Images embedded in the records are excluded; print everything else exactly as given.

→ **Raw records**
%%
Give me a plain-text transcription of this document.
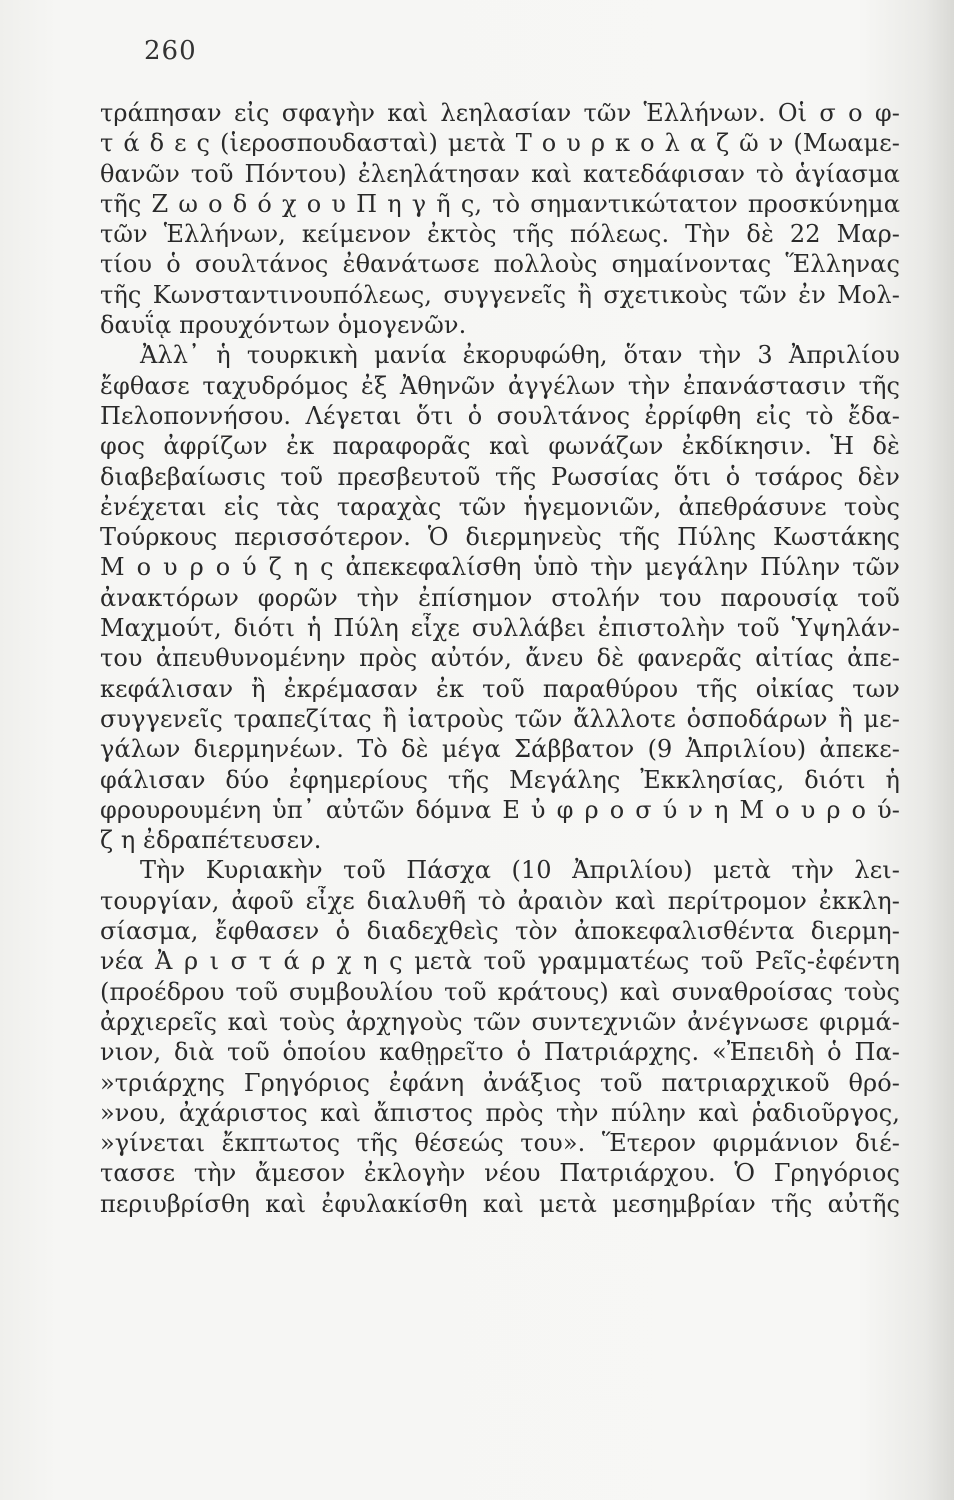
260
τράπησαν εἰς σφαγὴν καὶ λεηλασίαν τῶν Ἑλλήνων. Οἱ σ ο φ-
τ ά δ ε ς (ἱεροσπουδασταὶ) μετὰ Τ ο υ ρ κ ο λ α ζ ῶ ν (Μωαμε-
θανῶν τοῦ Πόντου) ἐλεηλάτησαν καὶ κατεδάφισαν τὸ ἁγίασμα
τῆς Ζ ω ο δ ό χ ο υ Π η γ ῆ ς, τὸ σημαντικώτατον προσκύνημα
τῶν Ἑλλήνων, κείμενον ἐκτὸς τῆς πόλεως. Τὴν δὲ 22 Μαρ-
τίου ὁ σουλτάνος ἐθανάτωσε πολλοὺς σημαίνοντας Ἕλληνας
τῆς Κωνσταντινουπόλεως, συγγενεῖς ἢ σχετικοὺς τῶν ἐν Μολ-
δαυΐᾳ προυχόντων ὁμογενῶν.
Ἀλλ᾿ ἡ τουρκικὴ μανία ἐκορυφώθη, ὅταν τὴν 3 Ἀπριλίου
ἔφθασε ταχυδρόμος ἐξ Ἀθηνῶν ἀγγέλων τὴν ἐπανάστασιν τῆς
Πελοποννήσου. Λέγεται ὅτι ὁ σουλτάνος ἐρρίφθη εἰς τὸ ἔδα-
φος ἀφρίζων ἐκ παραφορᾶς καὶ φωνάζων ἐκδίκησιν. Ἡ δὲ
διαβεβαίωσις τοῦ πρεσβευτοῦ τῆς Ρωσσίας ὅτι ὁ τσάρος δὲν
ἐνέχεται εἰς τὰς ταραχὰς τῶν ἡγεμονιῶν, ἀπεθράσυνε τοὺς
Τούρκους περισσότερον. Ὁ διερμηνεὺς τῆς Πύλης Κωστάκης
Μ ο υ ρ ο ύ ζ η ς ἀπεκεφαλίσθη ὑπὸ τὴν μεγάλην Πύλην τῶν
ἀνακτόρων φορῶν τὴν ἐπίσημον στολήν του παρουσίᾳ τοῦ
Μαχμούτ, διότι ἡ Πύλη εἶχε συλλάβει ἐπιστολὴν τοῦ Ὑψηλάν-
του ἀπευθυνομένην πρὸς αὐτόν, ἄνευ δὲ φανερᾶς αἰτίας ἀπε-
κεφάλισαν ἢ ἐκρέμασαν ἐκ τοῦ παραθύρου τῆς οἰκίας των
συγγενεῖς τραπεζίτας ἢ ἰατροὺς τῶν ἄλλλοτε ὁσποδάρων ἢ με-
γάλων διερμηνέων. Τὸ δὲ μέγα Σάββατον (9 Ἀπριλίου) ἀπεκε-
φάλισαν δύο ἐφημερίους τῆς Μεγάλης Ἐκκλησίας, διότι ἡ
φρουρουμένη ὑπ᾿ αὐτῶν δόμνα Ε ὐ φ ρ ο σ ύ ν η Μ ο υ ρ ο ύ-
ζ η ἐδραπέτευσεν.
Τὴν Κυριακὴν τοῦ Πάσχα (10 Ἀπριλίου) μετὰ τὴν λει-
τουργίαν, ἀφοῦ εἶχε διαλυθῆ τὸ ἀραιὸν καὶ περίτρομον ἐκκλη-
σίασμα, ἔφθασεν ὁ διαδεχθεὶς τὸν ἀποκεφαλισθέντα διερμη-
νέα Ἀ ρ ι σ τ ά ρ χ η ς μετὰ τοῦ γραμματέως τοῦ Ρεῖς-ἐφέντη
(προέδρου τοῦ συμβουλίου τοῦ κράτους) καὶ συναθροίσας τοὺς
ἀρχιερεῖς καὶ τοὺς ἀρχηγοὺς τῶν συντεχνιῶν ἀνέγνωσε φιρμά-
νιον, διὰ τοῦ ὁποίου καθῃρεῖτο ὁ Πατριάρχης. «Ἐπειδὴ ὁ Πα-
»τριάρχης Γρηγόριος ἐφάνη ἀνάξιος τοῦ πατριαρχικοῦ θρό-
»νου, ἀχάριστος καὶ ἄπιστος πρὸς τὴν πύλην καὶ ῥαδιοῦργος,
»γίνεται ἔκπτωτος τῆς θέσεώς του». Ἕτερον φιρμάνιον διέ-
τασσε τὴν ἄμεσον ἐκλογὴν νέου Πατριάρχου. Ὁ Γρηγόριος
περιυβρίσθη καὶ ἐφυλακίσθη καὶ μετὰ μεσημβρίαν τῆς αὐτῆς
%%
→ **Expected answer**
Give me a plain-text transcription of this document.
260
τράπησαν εἰς σφαγὴν καὶ λεηλασίαν τῶν Ἑλλήνων. Οἱ σ ο φ-
τ ά δ ε ς (ἱεροσπουδασταὶ) μετὰ Τ ο υ ρ κ ο λ α ζ ῶ ν (Μωαμε-
θανῶν τοῦ Πόντου) ἐλεηλάτησαν καὶ κατεδάφισαν τὸ ἁγίασμα
τῆς Ζ ω ο δ ό χ ο υ Π η γ ῆ ς, τὸ σημαντικώτατον προσκύνημα
τῶν Ἑλλήνων, κείμενον ἐκτὸς τῆς πόλεως. Τὴν δὲ 22 Μαρ-
τίου ὁ σουλτάνος ἐθανάτωσε πολλοὺς σημαίνοντας Ἕλληνας
τῆς Κωνσταντινουπόλεως, συγγενεῖς ἢ σχετικοὺς τῶν ἐν Μολ-
δαυΐᾳ προυχόντων ὁμογενῶν.
Ἀλλ᾿ ἡ τουρκικὴ μανία ἐκορυφώθη, ὅταν τὴν 3 Ἀπριλίου
ἔφθασε ταχυδρόμος ἐξ Ἀθηνῶν ἀγγέλων τὴν ἐπανάστασιν τῆς
Πελοποννήσου. Λέγεται ὅτι ὁ σουλτάνος ἐρρίφθη εἰς τὸ ἔδα-
φος ἀφρίζων ἐκ παραφορᾶς καὶ φωνάζων ἐκδίκησιν. Ἡ δὲ
διαβεβαίωσις τοῦ πρεσβευτοῦ τῆς Ρωσσίας ὅτι ὁ τσάρος δὲν
ἐνέχεται εἰς τὰς ταραχὰς τῶν ἡγεμονιῶν, ἀπεθράσυνε τοὺς
Τούρκους περισσότερον. Ὁ διερμηνεὺς τῆς Πύλης Κωστάκης
Μ ο υ ρ ο ύ ζ η ς ἀπεκεφαλίσθη ὑπὸ τὴν μεγάλην Πύλην τῶν
ἀνακτόρων φορῶν τὴν ἐπίσημον στολήν του παρουσίᾳ τοῦ
Μαχμούτ, διότι ἡ Πύλη εἶχε συλλάβει ἐπιστολὴν τοῦ Ὑψηλάν-
του ἀπευθυνομένην πρὸς αὐτόν, ἄνευ δὲ φανερᾶς αἰτίας ἀπε-
κεφάλισαν ἢ ἐκρέμασαν ἐκ τοῦ παραθύρου τῆς οἰκίας των
συγγενεῖς τραπεζίτας ἢ ἰατροὺς τῶν ἄλλλοτε ὁσποδάρων ἢ με-
γάλων διερμηνέων. Τὸ δὲ μέγα Σάββατον (9 Ἀπριλίου) ἀπεκε-
φάλισαν δύο ἐφημερίους τῆς Μεγάλης Ἐκκλησίας, διότι ἡ
φρουρουμένη ὑπ᾿ αὐτῶν δόμνα Ε ὐ φ ρ ο σ ύ ν η Μ ο υ ρ ο ύ-
ζ η ἐδραπέτευσεν.
Τὴν Κυριακὴν τοῦ Πάσχα (10 Ἀπριλίου) μετὰ τὴν λει-
τουργίαν, ἀφοῦ εἶχε διαλυθῆ τὸ ἀραιὸν καὶ περίτρομον ἐκκλη-
σίασμα, ἔφθασεν ὁ διαδεχθεὶς τὸν ἀποκεφαλισθέντα διερμη-
νέα Ἀ ρ ι σ τ ά ρ χ η ς μετὰ τοῦ γραμματέως τοῦ Ρεῖς-ἐφέντη
(προέδρου τοῦ συμβουλίου τοῦ κράτους) καὶ συναθροίσας τοὺς
ἀρχιερεῖς καὶ τοὺς ἀρχηγοὺς τῶν συντεχνιῶν ἀνέγνωσε φιρμά-
νιον, διὰ τοῦ ὁποίου καθῃρεῖτο ὁ Πατριάρχης. «Ἐπειδὴ ὁ Πα-
»τριάρχης Γρηγόριος ἐφάνη ἀνάξιος τοῦ πατριαρχικοῦ θρό-
»νου, ἀχάριστος καὶ ἄπιστος πρὸς τὴν πύλην καὶ ῥαδιοῦργος,
»γίνεται ἔκπτωτος τῆς θέσεώς του». Ἕτερον φιρμάνιον διέ-
τασσε τὴν ἄμεσον ἐκλογὴν νέου Πατριάρχου. Ὁ Γρηγόριος
περιυβρίσθη καὶ ἐφυλακίσθη καὶ μετὰ μεσημβρίαν τῆς αὐτῆς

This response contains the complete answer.